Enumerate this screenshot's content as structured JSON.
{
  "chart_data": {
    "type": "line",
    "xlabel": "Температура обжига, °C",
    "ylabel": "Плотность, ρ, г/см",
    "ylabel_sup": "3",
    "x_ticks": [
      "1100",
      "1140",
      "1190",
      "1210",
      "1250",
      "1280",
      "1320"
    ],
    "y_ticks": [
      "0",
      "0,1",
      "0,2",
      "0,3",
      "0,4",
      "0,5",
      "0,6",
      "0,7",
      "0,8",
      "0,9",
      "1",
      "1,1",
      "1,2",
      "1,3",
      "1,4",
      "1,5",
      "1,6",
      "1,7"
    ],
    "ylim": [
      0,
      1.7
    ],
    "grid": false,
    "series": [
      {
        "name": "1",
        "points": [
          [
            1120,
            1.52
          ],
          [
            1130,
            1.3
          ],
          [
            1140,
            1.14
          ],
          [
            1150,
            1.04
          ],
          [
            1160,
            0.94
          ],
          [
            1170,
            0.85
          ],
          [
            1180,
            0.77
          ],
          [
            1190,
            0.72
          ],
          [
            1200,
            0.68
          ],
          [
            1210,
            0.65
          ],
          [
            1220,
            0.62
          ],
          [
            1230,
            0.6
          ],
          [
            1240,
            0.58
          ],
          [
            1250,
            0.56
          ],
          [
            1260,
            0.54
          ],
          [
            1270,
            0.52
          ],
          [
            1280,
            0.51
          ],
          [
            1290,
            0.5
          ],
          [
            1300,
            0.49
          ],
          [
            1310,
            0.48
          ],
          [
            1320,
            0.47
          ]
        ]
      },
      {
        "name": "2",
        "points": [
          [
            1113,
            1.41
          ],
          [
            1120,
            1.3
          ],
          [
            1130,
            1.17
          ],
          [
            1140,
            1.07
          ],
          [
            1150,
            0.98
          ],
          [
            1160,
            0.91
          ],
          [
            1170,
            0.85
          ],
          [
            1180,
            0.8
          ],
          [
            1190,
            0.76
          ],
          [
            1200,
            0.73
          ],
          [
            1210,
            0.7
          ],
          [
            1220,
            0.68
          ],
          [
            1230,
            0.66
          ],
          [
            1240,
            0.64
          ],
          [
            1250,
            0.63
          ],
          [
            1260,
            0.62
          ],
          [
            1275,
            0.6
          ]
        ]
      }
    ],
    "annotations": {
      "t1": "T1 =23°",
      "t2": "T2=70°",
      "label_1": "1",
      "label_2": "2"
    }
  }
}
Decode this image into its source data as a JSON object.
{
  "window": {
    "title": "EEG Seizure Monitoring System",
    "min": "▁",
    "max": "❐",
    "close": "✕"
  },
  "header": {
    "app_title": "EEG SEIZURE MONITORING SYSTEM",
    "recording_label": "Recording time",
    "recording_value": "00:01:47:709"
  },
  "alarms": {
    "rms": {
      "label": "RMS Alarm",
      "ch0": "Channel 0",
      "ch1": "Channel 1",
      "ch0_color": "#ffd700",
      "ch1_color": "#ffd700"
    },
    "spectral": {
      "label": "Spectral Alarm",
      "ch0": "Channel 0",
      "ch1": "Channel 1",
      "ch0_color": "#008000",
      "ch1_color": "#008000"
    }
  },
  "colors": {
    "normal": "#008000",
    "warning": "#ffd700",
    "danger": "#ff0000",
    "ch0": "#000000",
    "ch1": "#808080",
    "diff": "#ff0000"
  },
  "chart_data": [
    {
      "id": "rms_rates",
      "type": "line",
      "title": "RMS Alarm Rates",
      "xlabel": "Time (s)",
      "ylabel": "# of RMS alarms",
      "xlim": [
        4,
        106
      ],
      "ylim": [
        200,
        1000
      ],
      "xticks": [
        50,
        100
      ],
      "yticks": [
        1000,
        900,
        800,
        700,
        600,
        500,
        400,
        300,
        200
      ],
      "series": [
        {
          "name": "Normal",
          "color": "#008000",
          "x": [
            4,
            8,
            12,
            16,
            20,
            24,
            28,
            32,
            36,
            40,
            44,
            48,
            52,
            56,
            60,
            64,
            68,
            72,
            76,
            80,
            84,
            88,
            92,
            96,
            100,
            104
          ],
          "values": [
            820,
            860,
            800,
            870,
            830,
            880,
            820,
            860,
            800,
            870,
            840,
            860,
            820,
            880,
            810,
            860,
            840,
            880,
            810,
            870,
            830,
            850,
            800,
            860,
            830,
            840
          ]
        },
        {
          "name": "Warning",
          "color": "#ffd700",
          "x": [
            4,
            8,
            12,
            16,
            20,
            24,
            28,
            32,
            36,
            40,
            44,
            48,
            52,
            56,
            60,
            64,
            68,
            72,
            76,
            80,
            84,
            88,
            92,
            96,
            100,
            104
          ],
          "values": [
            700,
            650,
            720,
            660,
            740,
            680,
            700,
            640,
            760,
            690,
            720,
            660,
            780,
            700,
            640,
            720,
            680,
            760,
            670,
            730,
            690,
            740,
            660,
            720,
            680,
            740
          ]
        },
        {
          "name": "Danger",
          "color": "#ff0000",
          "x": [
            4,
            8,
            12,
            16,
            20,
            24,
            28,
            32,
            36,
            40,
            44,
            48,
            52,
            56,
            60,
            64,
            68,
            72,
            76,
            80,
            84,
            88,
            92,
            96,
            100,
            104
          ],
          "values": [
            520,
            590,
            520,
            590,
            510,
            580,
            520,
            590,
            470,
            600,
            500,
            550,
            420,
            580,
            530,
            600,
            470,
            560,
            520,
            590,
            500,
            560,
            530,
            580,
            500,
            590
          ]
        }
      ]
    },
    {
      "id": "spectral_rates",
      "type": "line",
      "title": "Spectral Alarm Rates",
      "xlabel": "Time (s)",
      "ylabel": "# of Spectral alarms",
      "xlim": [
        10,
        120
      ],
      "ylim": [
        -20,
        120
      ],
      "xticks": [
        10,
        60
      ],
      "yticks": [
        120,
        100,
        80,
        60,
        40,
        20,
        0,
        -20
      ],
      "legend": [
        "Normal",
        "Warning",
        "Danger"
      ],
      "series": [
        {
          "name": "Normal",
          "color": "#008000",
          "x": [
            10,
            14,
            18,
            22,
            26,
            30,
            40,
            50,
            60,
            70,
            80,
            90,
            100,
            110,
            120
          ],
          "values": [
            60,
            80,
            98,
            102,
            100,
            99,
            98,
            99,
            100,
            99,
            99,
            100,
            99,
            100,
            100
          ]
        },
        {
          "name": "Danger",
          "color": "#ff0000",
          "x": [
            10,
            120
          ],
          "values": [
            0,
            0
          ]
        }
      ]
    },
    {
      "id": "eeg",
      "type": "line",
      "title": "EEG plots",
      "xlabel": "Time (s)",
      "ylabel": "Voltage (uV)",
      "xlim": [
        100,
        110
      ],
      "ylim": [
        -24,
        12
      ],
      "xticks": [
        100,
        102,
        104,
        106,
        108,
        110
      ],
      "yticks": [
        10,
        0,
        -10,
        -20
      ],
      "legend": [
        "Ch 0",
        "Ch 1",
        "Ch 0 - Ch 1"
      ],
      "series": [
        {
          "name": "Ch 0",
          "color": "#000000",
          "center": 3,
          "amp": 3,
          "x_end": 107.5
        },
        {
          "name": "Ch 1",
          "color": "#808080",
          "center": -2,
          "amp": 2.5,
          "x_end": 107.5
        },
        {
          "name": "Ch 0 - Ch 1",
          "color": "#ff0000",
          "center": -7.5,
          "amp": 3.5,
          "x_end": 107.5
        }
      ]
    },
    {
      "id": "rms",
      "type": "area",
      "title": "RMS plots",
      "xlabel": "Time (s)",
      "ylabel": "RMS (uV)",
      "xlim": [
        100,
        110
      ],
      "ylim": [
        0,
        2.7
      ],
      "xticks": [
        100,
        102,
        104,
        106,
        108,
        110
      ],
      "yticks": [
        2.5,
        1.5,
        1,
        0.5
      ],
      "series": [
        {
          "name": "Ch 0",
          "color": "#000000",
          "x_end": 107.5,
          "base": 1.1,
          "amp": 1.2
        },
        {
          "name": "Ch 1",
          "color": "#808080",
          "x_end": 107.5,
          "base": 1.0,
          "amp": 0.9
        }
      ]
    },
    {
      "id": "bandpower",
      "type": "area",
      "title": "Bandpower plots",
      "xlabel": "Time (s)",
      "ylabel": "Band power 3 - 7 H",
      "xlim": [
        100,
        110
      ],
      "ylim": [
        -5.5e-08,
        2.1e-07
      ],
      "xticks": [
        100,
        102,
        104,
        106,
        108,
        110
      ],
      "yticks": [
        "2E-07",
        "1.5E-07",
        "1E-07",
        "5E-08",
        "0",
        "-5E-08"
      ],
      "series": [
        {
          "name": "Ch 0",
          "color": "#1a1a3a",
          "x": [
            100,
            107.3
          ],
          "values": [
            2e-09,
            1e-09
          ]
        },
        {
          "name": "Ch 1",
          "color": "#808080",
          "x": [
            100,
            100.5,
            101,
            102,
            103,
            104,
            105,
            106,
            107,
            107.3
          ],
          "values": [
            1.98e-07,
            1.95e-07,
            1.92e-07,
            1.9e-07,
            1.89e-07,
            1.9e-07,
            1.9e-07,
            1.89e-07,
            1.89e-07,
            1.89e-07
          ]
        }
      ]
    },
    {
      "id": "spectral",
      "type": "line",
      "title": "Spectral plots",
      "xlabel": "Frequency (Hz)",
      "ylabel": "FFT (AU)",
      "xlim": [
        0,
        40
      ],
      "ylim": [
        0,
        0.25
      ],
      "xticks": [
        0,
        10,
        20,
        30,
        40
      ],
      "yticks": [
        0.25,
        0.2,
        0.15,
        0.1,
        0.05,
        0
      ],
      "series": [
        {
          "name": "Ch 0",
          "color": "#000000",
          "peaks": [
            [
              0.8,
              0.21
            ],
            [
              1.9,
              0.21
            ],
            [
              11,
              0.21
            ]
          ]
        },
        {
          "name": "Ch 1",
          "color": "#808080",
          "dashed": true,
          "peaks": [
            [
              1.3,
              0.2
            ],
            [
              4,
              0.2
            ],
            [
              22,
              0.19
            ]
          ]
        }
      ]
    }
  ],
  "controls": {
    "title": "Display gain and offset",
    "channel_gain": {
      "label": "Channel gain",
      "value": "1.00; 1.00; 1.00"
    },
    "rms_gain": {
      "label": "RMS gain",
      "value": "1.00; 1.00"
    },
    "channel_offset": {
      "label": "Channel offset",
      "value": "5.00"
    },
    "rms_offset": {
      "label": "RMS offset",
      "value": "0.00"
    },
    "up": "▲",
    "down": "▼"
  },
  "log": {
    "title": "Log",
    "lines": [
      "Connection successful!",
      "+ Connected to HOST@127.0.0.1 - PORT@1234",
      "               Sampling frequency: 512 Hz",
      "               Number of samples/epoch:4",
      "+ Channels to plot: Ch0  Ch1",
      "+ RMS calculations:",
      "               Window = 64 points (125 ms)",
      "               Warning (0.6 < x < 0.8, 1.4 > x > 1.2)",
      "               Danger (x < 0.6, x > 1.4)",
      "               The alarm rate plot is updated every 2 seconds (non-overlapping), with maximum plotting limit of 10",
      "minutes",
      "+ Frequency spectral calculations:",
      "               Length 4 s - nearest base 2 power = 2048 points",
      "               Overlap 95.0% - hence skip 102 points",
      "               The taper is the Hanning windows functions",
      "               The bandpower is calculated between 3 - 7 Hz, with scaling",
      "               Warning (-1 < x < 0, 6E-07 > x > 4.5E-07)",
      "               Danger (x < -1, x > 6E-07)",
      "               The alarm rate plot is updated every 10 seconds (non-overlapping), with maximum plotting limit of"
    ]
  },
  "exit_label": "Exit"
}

..........

_DIRECTION_. Check each line above for the string "calculations" and show the ones that have it.

_RESULT OF THE EXERCISE_.
      "+ RMS calculations:",
      "+ Frequency spectral calculations:",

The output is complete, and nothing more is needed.